— BEGIN —
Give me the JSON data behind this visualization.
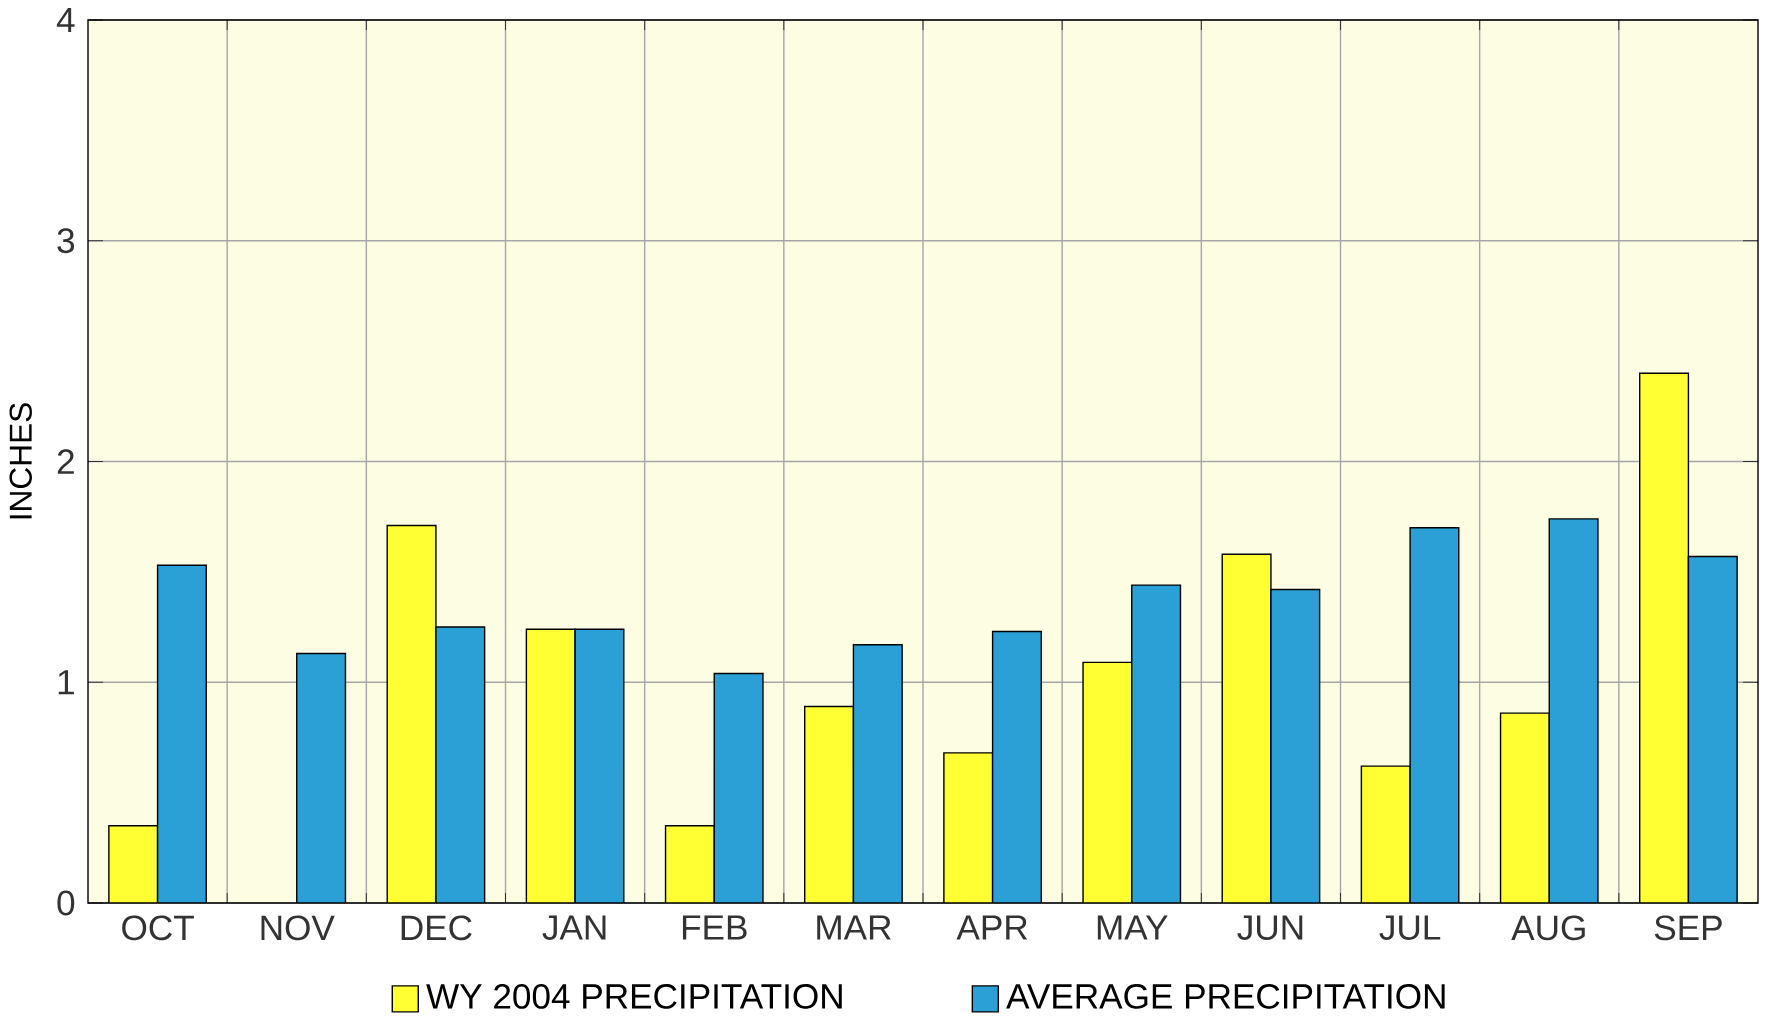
{
  "chart_data": {
    "type": "bar",
    "ylabel": "INCHES",
    "categories": [
      "OCT",
      "NOV",
      "DEC",
      "JAN",
      "FEB",
      "MAR",
      "APR",
      "MAY",
      "JUN",
      "JUL",
      "AUG",
      "SEP"
    ],
    "series": [
      {
        "name": "WY 2004 PRECIPITATION",
        "color": "#ffff33",
        "values": [
          0.35,
          null,
          1.71,
          1.24,
          0.35,
          0.89,
          0.68,
          1.09,
          1.58,
          0.62,
          0.86,
          2.4
        ]
      },
      {
        "name": "AVERAGE PRECIPITATION",
        "color": "#2ba0d6",
        "values": [
          1.53,
          1.13,
          1.25,
          1.24,
          1.04,
          1.17,
          1.23,
          1.44,
          1.42,
          1.7,
          1.74,
          1.57
        ]
      }
    ],
    "ylim": [
      0,
      4
    ],
    "yticks": [
      0,
      1,
      2,
      3,
      4
    ],
    "grid": true,
    "legend": "bottom"
  }
}
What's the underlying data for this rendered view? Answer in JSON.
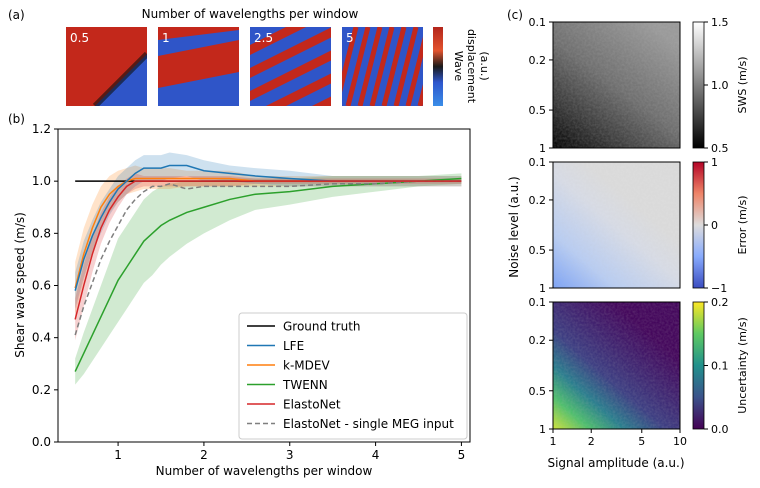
{
  "panel_labels": [
    "(a)",
    "(b)",
    "(c)"
  ],
  "colors": {
    "ground_truth": "#000000",
    "LFE": "#1f77b4",
    "k-MDEV": "#ff7f0e",
    "TWENN": "#2ca02c",
    "ElastoNet": "#d62728",
    "ElastoNet_single": "#7f7f7f",
    "wave_red": "#cc2a1c",
    "wave_blue": "#2f55c8"
  },
  "chart_data": [
    {
      "panel": "(a)",
      "type": "image-row",
      "title": "Number of wavelengths per window",
      "tiles": [
        "0.5",
        "1",
        "2.5",
        "5"
      ],
      "colorbar_label": [
        "Wave",
        "displacement",
        "(a.u.)"
      ]
    },
    {
      "panel": "(b)",
      "type": "line",
      "title": "",
      "xlabel": "Number of wavelengths per window",
      "ylabel": "Shear wave speed (m/s)",
      "xlim": [
        0.3,
        5.1
      ],
      "ylim": [
        0.0,
        1.2
      ],
      "xticks": [
        1,
        2,
        3,
        4,
        5
      ],
      "xtick_labels": [
        "1",
        "2",
        "3",
        "4",
        "5"
      ],
      "yticks": [
        0.0,
        0.2,
        0.4,
        0.6,
        0.8,
        1.0,
        1.2
      ],
      "ytick_labels": [
        "0.0",
        "0.2",
        "0.4",
        "0.6",
        "0.8",
        "1.0",
        "1.2"
      ],
      "x": [
        0.5,
        0.6,
        0.7,
        0.8,
        0.9,
        1.0,
        1.1,
        1.2,
        1.3,
        1.4,
        1.5,
        1.6,
        1.8,
        2.0,
        2.3,
        2.6,
        3.0,
        3.5,
        4.0,
        4.5,
        5.0
      ],
      "series": [
        {
          "key": "ground_truth",
          "name": "Ground truth",
          "style": "solid",
          "values": [
            1.0,
            1.0,
            1.0,
            1.0,
            1.0,
            1.0,
            1.0,
            1.0,
            1.0,
            1.0,
            1.0,
            1.0,
            1.0,
            1.0,
            1.0,
            1.0,
            1.0,
            1.0,
            1.0,
            1.0,
            1.0
          ]
        },
        {
          "key": "LFE",
          "name": "LFE",
          "style": "solid",
          "values": [
            0.58,
            0.7,
            0.79,
            0.86,
            0.92,
            0.97,
            1.0,
            1.03,
            1.05,
            1.05,
            1.05,
            1.06,
            1.06,
            1.04,
            1.03,
            1.02,
            1.01,
            1.0,
            1.0,
            1.0,
            1.0
          ],
          "band": [
            0.07,
            0.07,
            0.06,
            0.06,
            0.05,
            0.05,
            0.05,
            0.05,
            0.05,
            0.05,
            0.05,
            0.05,
            0.04,
            0.04,
            0.03,
            0.03,
            0.03,
            0.02,
            0.02,
            0.02,
            0.02
          ]
        },
        {
          "key": "k-MDEV",
          "name": "k-MDEV",
          "style": "solid",
          "values": [
            0.59,
            0.72,
            0.82,
            0.9,
            0.95,
            0.98,
            1.0,
            1.01,
            1.01,
            1.01,
            1.01,
            1.01,
            1.01,
            1.01,
            1.01,
            1.0,
            1.0,
            1.0,
            1.0,
            1.0,
            1.0
          ],
          "band": [
            0.1,
            0.1,
            0.09,
            0.08,
            0.07,
            0.06,
            0.05,
            0.05,
            0.04,
            0.04,
            0.04,
            0.04,
            0.03,
            0.03,
            0.03,
            0.02,
            0.02,
            0.02,
            0.02,
            0.02,
            0.02
          ]
        },
        {
          "key": "TWENN",
          "name": "TWENN",
          "style": "solid",
          "values": [
            0.27,
            0.34,
            0.41,
            0.48,
            0.55,
            0.62,
            0.67,
            0.72,
            0.77,
            0.8,
            0.83,
            0.85,
            0.88,
            0.9,
            0.93,
            0.95,
            0.96,
            0.98,
            0.99,
            1.0,
            1.01
          ],
          "band": [
            0.05,
            0.08,
            0.1,
            0.12,
            0.14,
            0.16,
            0.16,
            0.16,
            0.16,
            0.16,
            0.15,
            0.14,
            0.12,
            0.1,
            0.08,
            0.06,
            0.05,
            0.04,
            0.03,
            0.02,
            0.02
          ]
        },
        {
          "key": "ElastoNet",
          "name": "ElastoNet",
          "style": "solid",
          "values": [
            0.47,
            0.6,
            0.72,
            0.82,
            0.89,
            0.94,
            0.98,
            1.0,
            1.0,
            1.0,
            1.0,
            1.0,
            1.0,
            1.0,
            1.0,
            1.0,
            1.0,
            1.0,
            1.0,
            1.0,
            1.0
          ],
          "band": [
            0.08,
            0.08,
            0.07,
            0.06,
            0.05,
            0.04,
            0.03,
            0.03,
            0.02,
            0.02,
            0.02,
            0.02,
            0.02,
            0.02,
            0.02,
            0.01,
            0.01,
            0.01,
            0.01,
            0.01,
            0.01
          ]
        },
        {
          "key": "ElastoNet_single",
          "name": "ElastoNet - single MEG input",
          "style": "dashed",
          "values": [
            0.41,
            0.52,
            0.61,
            0.7,
            0.77,
            0.83,
            0.89,
            0.93,
            0.96,
            0.98,
            0.98,
            0.99,
            0.97,
            0.98,
            0.98,
            0.98,
            0.98,
            0.99,
            0.99,
            1.0,
            1.0
          ]
        }
      ],
      "legend": {
        "placement": "lower-right",
        "entries": [
          "Ground truth",
          "LFE",
          "k-MDEV",
          "TWENN",
          "ElastoNet",
          "ElastoNet - single MEG input"
        ]
      }
    },
    {
      "panel": "(c)",
      "type": "heatmap",
      "xlabel": "Signal amplitude (a.u.)",
      "ylabel": "Noise level (a.u.)",
      "xticks": [
        "1",
        "2",
        "5",
        "10"
      ],
      "yticks": [
        "0.1",
        "0.2",
        "0.5",
        "1"
      ],
      "maps": [
        {
          "name": "SWS",
          "colorbar_label": "SWS (m/s)",
          "colormap": "gray",
          "vmin": 0.5,
          "vmax": 1.5,
          "cbar_ticks": [
            "1.5",
            "1.0",
            "0.5"
          ]
        },
        {
          "name": "Error",
          "colorbar_label": "Error (m/s)",
          "colormap": "coolwarm",
          "vmin": -1,
          "vmax": 1,
          "cbar_ticks": [
            "1",
            "0",
            "−1"
          ]
        },
        {
          "name": "Uncertainty",
          "colorbar_label": "Uncertainty (m/s)",
          "colormap": "viridis",
          "vmin": 0.0,
          "vmax": 0.2,
          "cbar_ticks": [
            "0.2",
            "0.1",
            "0.0"
          ]
        }
      ]
    }
  ]
}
— END —
§ **AIM**:
Write out the listing above exactly as it stands, pictures excluded.

§ **EXPECTED ANSWER**:
Give me the JSON data behind this visualization.
{
  "chart_data": {
    "type": "bar",
    "ylabel": "INCHES",
    "categories": [
      "OCT",
      "NOV",
      "DEC",
      "JAN",
      "FEB",
      "MAR",
      "APR",
      "MAY",
      "JUN",
      "JUL",
      "AUG",
      "SEP"
    ],
    "series": [
      {
        "name": "WY 2004 PRECIPITATION",
        "color": "#ffff33",
        "values": [
          0.35,
          null,
          1.71,
          1.24,
          0.35,
          0.89,
          0.68,
          1.09,
          1.58,
          0.62,
          0.86,
          2.4
        ]
      },
      {
        "name": "AVERAGE PRECIPITATION",
        "color": "#2ba0d6",
        "values": [
          1.53,
          1.13,
          1.25,
          1.24,
          1.04,
          1.17,
          1.23,
          1.44,
          1.42,
          1.7,
          1.74,
          1.57
        ]
      }
    ],
    "ylim": [
      0,
      4
    ],
    "yticks": [
      0,
      1,
      2,
      3,
      4
    ],
    "grid": true,
    "legend": "bottom"
  }
}
What's the underlying data for this rendered view? Answer in JSON.
{
  "panel_labels": [
    "(a)",
    "(b)",
    "(c)"
  ],
  "colors": {
    "ground_truth": "#000000",
    "LFE": "#1f77b4",
    "k-MDEV": "#ff7f0e",
    "TWENN": "#2ca02c",
    "ElastoNet": "#d62728",
    "ElastoNet_single": "#7f7f7f",
    "wave_red": "#cc2a1c",
    "wave_blue": "#2f55c8"
  },
  "chart_data": [
    {
      "panel": "(a)",
      "type": "image-row",
      "title": "Number of wavelengths per window",
      "tiles": [
        "0.5",
        "1",
        "2.5",
        "5"
      ],
      "colorbar_label": [
        "Wave",
        "displacement",
        "(a.u.)"
      ]
    },
    {
      "panel": "(b)",
      "type": "line",
      "title": "",
      "xlabel": "Number of wavelengths per window",
      "ylabel": "Shear wave speed (m/s)",
      "xlim": [
        0.3,
        5.1
      ],
      "ylim": [
        0.0,
        1.2
      ],
      "xticks": [
        1,
        2,
        3,
        4,
        5
      ],
      "xtick_labels": [
        "1",
        "2",
        "3",
        "4",
        "5"
      ],
      "yticks": [
        0.0,
        0.2,
        0.4,
        0.6,
        0.8,
        1.0,
        1.2
      ],
      "ytick_labels": [
        "0.0",
        "0.2",
        "0.4",
        "0.6",
        "0.8",
        "1.0",
        "1.2"
      ],
      "x": [
        0.5,
        0.6,
        0.7,
        0.8,
        0.9,
        1.0,
        1.1,
        1.2,
        1.3,
        1.4,
        1.5,
        1.6,
        1.8,
        2.0,
        2.3,
        2.6,
        3.0,
        3.5,
        4.0,
        4.5,
        5.0
      ],
      "series": [
        {
          "key": "ground_truth",
          "name": "Ground truth",
          "style": "solid",
          "values": [
            1.0,
            1.0,
            1.0,
            1.0,
            1.0,
            1.0,
            1.0,
            1.0,
            1.0,
            1.0,
            1.0,
            1.0,
            1.0,
            1.0,
            1.0,
            1.0,
            1.0,
            1.0,
            1.0,
            1.0,
            1.0
          ]
        },
        {
          "key": "LFE",
          "name": "LFE",
          "style": "solid",
          "values": [
            0.58,
            0.7,
            0.79,
            0.86,
            0.92,
            0.97,
            1.0,
            1.03,
            1.05,
            1.05,
            1.05,
            1.06,
            1.06,
            1.04,
            1.03,
            1.02,
            1.01,
            1.0,
            1.0,
            1.0,
            1.0
          ],
          "band": [
            0.07,
            0.07,
            0.06,
            0.06,
            0.05,
            0.05,
            0.05,
            0.05,
            0.05,
            0.05,
            0.05,
            0.05,
            0.04,
            0.04,
            0.03,
            0.03,
            0.03,
            0.02,
            0.02,
            0.02,
            0.02
          ]
        },
        {
          "key": "k-MDEV",
          "name": "k-MDEV",
          "style": "solid",
          "values": [
            0.59,
            0.72,
            0.82,
            0.9,
            0.95,
            0.98,
            1.0,
            1.01,
            1.01,
            1.01,
            1.01,
            1.01,
            1.01,
            1.01,
            1.01,
            1.0,
            1.0,
            1.0,
            1.0,
            1.0,
            1.0
          ],
          "band": [
            0.1,
            0.1,
            0.09,
            0.08,
            0.07,
            0.06,
            0.05,
            0.05,
            0.04,
            0.04,
            0.04,
            0.04,
            0.03,
            0.03,
            0.03,
            0.02,
            0.02,
            0.02,
            0.02,
            0.02,
            0.02
          ]
        },
        {
          "key": "TWENN",
          "name": "TWENN",
          "style": "solid",
          "values": [
            0.27,
            0.34,
            0.41,
            0.48,
            0.55,
            0.62,
            0.67,
            0.72,
            0.77,
            0.8,
            0.83,
            0.85,
            0.88,
            0.9,
            0.93,
            0.95,
            0.96,
            0.98,
            0.99,
            1.0,
            1.01
          ],
          "band": [
            0.05,
            0.08,
            0.1,
            0.12,
            0.14,
            0.16,
            0.16,
            0.16,
            0.16,
            0.16,
            0.15,
            0.14,
            0.12,
            0.1,
            0.08,
            0.06,
            0.05,
            0.04,
            0.03,
            0.02,
            0.02
          ]
        },
        {
          "key": "ElastoNet",
          "name": "ElastoNet",
          "style": "solid",
          "values": [
            0.47,
            0.6,
            0.72,
            0.82,
            0.89,
            0.94,
            0.98,
            1.0,
            1.0,
            1.0,
            1.0,
            1.0,
            1.0,
            1.0,
            1.0,
            1.0,
            1.0,
            1.0,
            1.0,
            1.0,
            1.0
          ],
          "band": [
            0.08,
            0.08,
            0.07,
            0.06,
            0.05,
            0.04,
            0.03,
            0.03,
            0.02,
            0.02,
            0.02,
            0.02,
            0.02,
            0.02,
            0.02,
            0.01,
            0.01,
            0.01,
            0.01,
            0.01,
            0.01
          ]
        },
        {
          "key": "ElastoNet_single",
          "name": "ElastoNet - single MEG input",
          "style": "dashed",
          "values": [
            0.41,
            0.52,
            0.61,
            0.7,
            0.77,
            0.83,
            0.89,
            0.93,
            0.96,
            0.98,
            0.98,
            0.99,
            0.97,
            0.98,
            0.98,
            0.98,
            0.98,
            0.99,
            0.99,
            1.0,
            1.0
          ]
        }
      ],
      "legend": {
        "placement": "lower-right",
        "entries": [
          "Ground truth",
          "LFE",
          "k-MDEV",
          "TWENN",
          "ElastoNet",
          "ElastoNet - single MEG input"
        ]
      }
    },
    {
      "panel": "(c)",
      "type": "heatmap",
      "xlabel": "Signal amplitude (a.u.)",
      "ylabel": "Noise level (a.u.)",
      "xticks": [
        "1",
        "2",
        "5",
        "10"
      ],
      "yticks": [
        "0.1",
        "0.2",
        "0.5",
        "1"
      ],
      "maps": [
        {
          "name": "SWS",
          "colorbar_label": "SWS (m/s)",
          "colormap": "gray",
          "vmin": 0.5,
          "vmax": 1.5,
          "cbar_ticks": [
            "1.5",
            "1.0",
            "0.5"
          ]
        },
        {
          "name": "Error",
          "colorbar_label": "Error (m/s)",
          "colormap": "coolwarm",
          "vmin": -1,
          "vmax": 1,
          "cbar_ticks": [
            "1",
            "0",
            "−1"
          ]
        },
        {
          "name": "Uncertainty",
          "colorbar_label": "Uncertainty (m/s)",
          "colormap": "viridis",
          "vmin": 0.0,
          "vmax": 0.2,
          "cbar_ticks": [
            "0.2",
            "0.1",
            "0.0"
          ]
        }
      ]
    }
  ]
}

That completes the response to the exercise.